**MATERIALS PROVIDED**:
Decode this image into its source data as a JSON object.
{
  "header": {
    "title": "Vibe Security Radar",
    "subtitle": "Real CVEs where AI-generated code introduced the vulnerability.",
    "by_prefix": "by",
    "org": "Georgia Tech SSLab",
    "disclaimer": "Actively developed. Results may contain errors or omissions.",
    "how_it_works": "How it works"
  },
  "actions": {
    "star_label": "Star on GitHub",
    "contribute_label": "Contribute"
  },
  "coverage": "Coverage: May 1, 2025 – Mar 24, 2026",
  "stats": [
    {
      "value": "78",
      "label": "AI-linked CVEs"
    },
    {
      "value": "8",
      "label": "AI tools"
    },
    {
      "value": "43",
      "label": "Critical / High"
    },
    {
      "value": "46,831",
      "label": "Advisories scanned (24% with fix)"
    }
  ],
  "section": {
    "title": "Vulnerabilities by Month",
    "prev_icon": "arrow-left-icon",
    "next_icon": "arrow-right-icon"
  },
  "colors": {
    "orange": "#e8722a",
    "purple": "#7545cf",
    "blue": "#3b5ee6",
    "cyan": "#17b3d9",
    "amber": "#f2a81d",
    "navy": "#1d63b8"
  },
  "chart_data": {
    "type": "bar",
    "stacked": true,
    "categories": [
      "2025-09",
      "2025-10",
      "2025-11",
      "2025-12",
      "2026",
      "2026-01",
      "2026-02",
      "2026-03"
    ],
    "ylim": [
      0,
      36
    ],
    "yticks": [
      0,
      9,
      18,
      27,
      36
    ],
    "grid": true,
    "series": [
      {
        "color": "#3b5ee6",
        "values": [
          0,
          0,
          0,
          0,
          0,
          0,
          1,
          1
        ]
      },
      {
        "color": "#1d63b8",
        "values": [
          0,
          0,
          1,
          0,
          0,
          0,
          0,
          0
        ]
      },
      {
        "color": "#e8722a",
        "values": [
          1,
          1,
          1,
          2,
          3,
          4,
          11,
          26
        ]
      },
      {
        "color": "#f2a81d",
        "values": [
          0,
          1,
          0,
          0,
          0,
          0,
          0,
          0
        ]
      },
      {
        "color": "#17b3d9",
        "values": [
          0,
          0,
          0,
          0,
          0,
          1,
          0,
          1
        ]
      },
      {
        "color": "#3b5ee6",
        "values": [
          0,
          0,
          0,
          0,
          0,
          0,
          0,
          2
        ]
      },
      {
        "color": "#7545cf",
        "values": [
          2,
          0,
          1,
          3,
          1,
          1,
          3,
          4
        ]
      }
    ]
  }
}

**TASK TO CARRY OUT**: Every entry above should be retyped exactly as shown.

**FINAL RESULT**:
Decode this image into its source data as a JSON object.
{
  "header": {
    "title": "Vibe Security Radar",
    "subtitle": "Real CVEs where AI-generated code introduced the vulnerability.",
    "by_prefix": "by",
    "org": "Georgia Tech SSLab",
    "disclaimer": "Actively developed. Results may contain errors or omissions.",
    "how_it_works": "How it works"
  },
  "actions": {
    "star_label": "Star on GitHub",
    "contribute_label": "Contribute"
  },
  "coverage": "Coverage: May 1, 2025 – Mar 24, 2026",
  "stats": [
    {
      "value": "78",
      "label": "AI-linked CVEs"
    },
    {
      "value": "8",
      "label": "AI tools"
    },
    {
      "value": "43",
      "label": "Critical / High"
    },
    {
      "value": "46,831",
      "label": "Advisories scanned (24% with fix)"
    }
  ],
  "section": {
    "title": "Vulnerabilities by Month",
    "prev_icon": "arrow-left-icon",
    "next_icon": "arrow-right-icon"
  },
  "colors": {
    "orange": "#e8722a",
    "purple": "#7545cf",
    "blue": "#3b5ee6",
    "cyan": "#17b3d9",
    "amber": "#f2a81d",
    "navy": "#1d63b8"
  },
  "chart_data": {
    "type": "bar",
    "stacked": true,
    "categories": [
      "2025-09",
      "2025-10",
      "2025-11",
      "2025-12",
      "2026",
      "2026-01",
      "2026-02",
      "2026-03"
    ],
    "ylim": [
      0,
      36
    ],
    "yticks": [
      0,
      9,
      18,
      27,
      36
    ],
    "grid": true,
    "series": [
      {
        "color": "#3b5ee6",
        "values": [
          0,
          0,
          0,
          0,
          0,
          0,
          1,
          1
        ]
      },
      {
        "color": "#1d63b8",
        "values": [
          0,
          0,
          1,
          0,
          0,
          0,
          0,
          0
        ]
      },
      {
        "color": "#e8722a",
        "values": [
          1,
          1,
          1,
          2,
          3,
          4,
          11,
          26
        ]
      },
      {
        "color": "#f2a81d",
        "values": [
          0,
          1,
          0,
          0,
          0,
          0,
          0,
          0
        ]
      },
      {
        "color": "#17b3d9",
        "values": [
          0,
          0,
          0,
          0,
          0,
          1,
          0,
          1
        ]
      },
      {
        "color": "#3b5ee6",
        "values": [
          0,
          0,
          0,
          0,
          0,
          0,
          0,
          2
        ]
      },
      {
        "color": "#7545cf",
        "values": [
          2,
          0,
          1,
          3,
          1,
          1,
          3,
          4
        ]
      }
    ]
  }
}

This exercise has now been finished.